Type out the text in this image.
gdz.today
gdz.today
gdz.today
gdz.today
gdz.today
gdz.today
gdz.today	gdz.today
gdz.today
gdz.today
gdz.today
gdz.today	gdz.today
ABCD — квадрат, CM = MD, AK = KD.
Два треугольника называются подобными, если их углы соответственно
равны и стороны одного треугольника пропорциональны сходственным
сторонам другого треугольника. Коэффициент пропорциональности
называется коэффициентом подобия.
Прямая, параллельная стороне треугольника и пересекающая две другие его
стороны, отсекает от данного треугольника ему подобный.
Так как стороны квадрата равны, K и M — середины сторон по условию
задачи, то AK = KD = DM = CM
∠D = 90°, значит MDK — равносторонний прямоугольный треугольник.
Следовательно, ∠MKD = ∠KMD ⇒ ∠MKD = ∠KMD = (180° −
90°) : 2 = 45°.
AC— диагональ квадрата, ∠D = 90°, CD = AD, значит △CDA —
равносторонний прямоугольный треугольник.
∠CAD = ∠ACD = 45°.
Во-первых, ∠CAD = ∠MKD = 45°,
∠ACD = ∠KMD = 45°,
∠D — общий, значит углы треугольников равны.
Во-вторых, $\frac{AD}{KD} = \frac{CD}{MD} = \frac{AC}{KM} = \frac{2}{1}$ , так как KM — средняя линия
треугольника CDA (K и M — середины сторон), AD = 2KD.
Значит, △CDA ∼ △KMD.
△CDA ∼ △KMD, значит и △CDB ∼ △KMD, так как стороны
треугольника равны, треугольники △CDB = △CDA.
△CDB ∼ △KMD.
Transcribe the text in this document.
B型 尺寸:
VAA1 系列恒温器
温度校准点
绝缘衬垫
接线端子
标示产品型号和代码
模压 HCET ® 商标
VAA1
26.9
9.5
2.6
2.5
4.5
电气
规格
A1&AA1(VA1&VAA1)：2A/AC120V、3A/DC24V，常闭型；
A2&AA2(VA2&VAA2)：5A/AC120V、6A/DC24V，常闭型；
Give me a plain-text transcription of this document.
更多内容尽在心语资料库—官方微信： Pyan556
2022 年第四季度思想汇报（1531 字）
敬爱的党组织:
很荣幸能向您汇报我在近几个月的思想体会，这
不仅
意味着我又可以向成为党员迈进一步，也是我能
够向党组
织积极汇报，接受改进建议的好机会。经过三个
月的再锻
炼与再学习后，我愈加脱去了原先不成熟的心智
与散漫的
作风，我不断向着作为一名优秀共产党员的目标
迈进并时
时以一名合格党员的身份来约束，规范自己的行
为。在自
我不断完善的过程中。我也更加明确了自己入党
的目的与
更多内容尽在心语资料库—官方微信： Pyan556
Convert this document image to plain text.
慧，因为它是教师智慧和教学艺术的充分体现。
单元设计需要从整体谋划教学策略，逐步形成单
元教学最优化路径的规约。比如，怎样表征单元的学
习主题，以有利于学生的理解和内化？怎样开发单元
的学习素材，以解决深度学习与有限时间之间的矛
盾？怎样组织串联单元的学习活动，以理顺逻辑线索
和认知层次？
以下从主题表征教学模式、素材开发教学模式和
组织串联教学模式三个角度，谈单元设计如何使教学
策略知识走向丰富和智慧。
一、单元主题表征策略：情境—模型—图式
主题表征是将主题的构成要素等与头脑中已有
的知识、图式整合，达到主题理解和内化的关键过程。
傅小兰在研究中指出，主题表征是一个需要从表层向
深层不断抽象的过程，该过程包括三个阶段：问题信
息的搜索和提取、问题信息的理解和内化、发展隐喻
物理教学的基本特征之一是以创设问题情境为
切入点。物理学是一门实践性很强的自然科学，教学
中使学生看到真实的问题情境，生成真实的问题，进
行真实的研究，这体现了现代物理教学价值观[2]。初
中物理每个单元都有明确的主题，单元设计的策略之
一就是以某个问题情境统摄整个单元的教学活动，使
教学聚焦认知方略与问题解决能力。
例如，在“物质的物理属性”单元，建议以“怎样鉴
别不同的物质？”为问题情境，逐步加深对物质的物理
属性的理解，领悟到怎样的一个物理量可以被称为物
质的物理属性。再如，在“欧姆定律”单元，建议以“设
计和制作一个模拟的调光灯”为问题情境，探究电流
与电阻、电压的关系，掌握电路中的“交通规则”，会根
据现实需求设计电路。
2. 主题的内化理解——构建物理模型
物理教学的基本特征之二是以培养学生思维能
* * * * * * *
> Objective: Quote the data above in full, changing nothing.

> Problem solution:
Type out the text in this image.
gdz.today
gdz.today
gdz.today
gdz.today
gdz.today
gdz.today
gdz.today	gdz.today
gdz.today
gdz.today
gdz.today
gdz.today	gdz.today
ABCD — квадрат, CM = MD, AK = KD.
Два треугольника называются подобными, если их углы соответственно
равны и стороны одного треугольника пропорциональны сходственным
сторонам другого треугольника. Коэффициент пропорциональности
называется коэффициентом подобия.
Прямая, параллельная стороне треугольника и пересекающая две другие его
стороны, отсекает от данного треугольника ему подобный.
Так как стороны квадрата равны, K и M — середины сторон по условию
задачи, то AK = KD = DM = CM
∠D = 90°, значит MDK — равносторонний прямоугольный треугольник.
Следовательно, ∠MKD = ∠KMD ⇒ ∠MKD = ∠KMD = (180° −
90°) : 2 = 45°.
AC— диагональ квадрата, ∠D = 90°, CD = AD, значит △CDA —
равносторонний прямоугольный треугольник.
∠CAD = ∠ACD = 45°.
Во-первых, ∠CAD = ∠MKD = 45°,
∠ACD = ∠KMD = 45°,
∠D — общий, значит углы треугольников равны.
Во-вторых, $\frac{AD}{KD} = \frac{CD}{MD} = \frac{AC}{KM} = \frac{2}{1}$ , так как KM — средняя линия
треугольника CDA (K и M — середины сторон), AD = 2KD.
Значит, △CDA ∼ △KMD.
△CDA ∼ △KMD, значит и △CDB ∼ △KMD, так как стороны
треугольника равны, треугольники △CDB = △CDA.
△CDB ∼ △KMD.
Transcribe the text in this document.
B型 尺寸:
VAA1 系列恒温器
温度校准点
绝缘衬垫
接线端子
标示产品型号和代码
模压 HCET ® 商标
VAA1
26.9
9.5
2.6
2.5
4.5
电气
规格
A1&AA1(VA1&VAA1)：2A/AC120V、3A/DC24V，常闭型；
A2&AA2(VA2&VAA2)：5A/AC120V、6A/DC24V，常闭型；
Give me a plain-text transcription of this document.
更多内容尽在心语资料库—官方微信： Pyan556
2022 年第四季度思想汇报（1531 字）
敬爱的党组织:
很荣幸能向您汇报我在近几个月的思想体会，这
不仅
意味着我又可以向成为党员迈进一步，也是我能
够向党组
织积极汇报，接受改进建议的好机会。经过三个
月的再锻
炼与再学习后，我愈加脱去了原先不成熟的心智
与散漫的
作风，我不断向着作为一名优秀共产党员的目标
迈进并时
时以一名合格党员的身份来约束，规范自己的行
为。在自
我不断完善的过程中。我也更加明确了自己入党
的目的与
更多内容尽在心语资料库—官方微信： Pyan556
Convert this document image to plain text.
慧，因为它是教师智慧和教学艺术的充分体现。
单元设计需要从整体谋划教学策略，逐步形成单
元教学最优化路径的规约。比如，怎样表征单元的学
习主题，以有利于学生的理解和内化？怎样开发单元
的学习素材，以解决深度学习与有限时间之间的矛
盾？怎样组织串联单元的学习活动，以理顺逻辑线索
和认知层次？
以下从主题表征教学模式、素材开发教学模式和
组织串联教学模式三个角度，谈单元设计如何使教学
策略知识走向丰富和智慧。
一、单元主题表征策略：情境—模型—图式
主题表征是将主题的构成要素等与头脑中已有
的知识、图式整合，达到主题理解和内化的关键过程。
傅小兰在研究中指出，主题表征是一个需要从表层向
深层不断抽象的过程，该过程包括三个阶段：问题信
息的搜索和提取、问题信息的理解和内化、发展隐喻
物理教学的基本特征之一是以创设问题情境为
切入点。物理学是一门实践性很强的自然科学，教学
中使学生看到真实的问题情境，生成真实的问题，进
行真实的研究，这体现了现代物理教学价值观[2]。初
中物理每个单元都有明确的主题，单元设计的策略之
一就是以某个问题情境统摄整个单元的教学活动，使
教学聚焦认知方略与问题解决能力。
例如，在“物质的物理属性”单元，建议以“怎样鉴
别不同的物质？”为问题情境，逐步加深对物质的物理
属性的理解，领悟到怎样的一个物理量可以被称为物
质的物理属性。再如，在“欧姆定律”单元，建议以“设
计和制作一个模拟的调光灯”为问题情境，探究电流
与电阻、电压的关系，掌握电路中的“交通规则”，会根
据现实需求设计电路。
2. 主题的内化理解——构建物理模型
物理教学的基本特征之二是以培养学生思维能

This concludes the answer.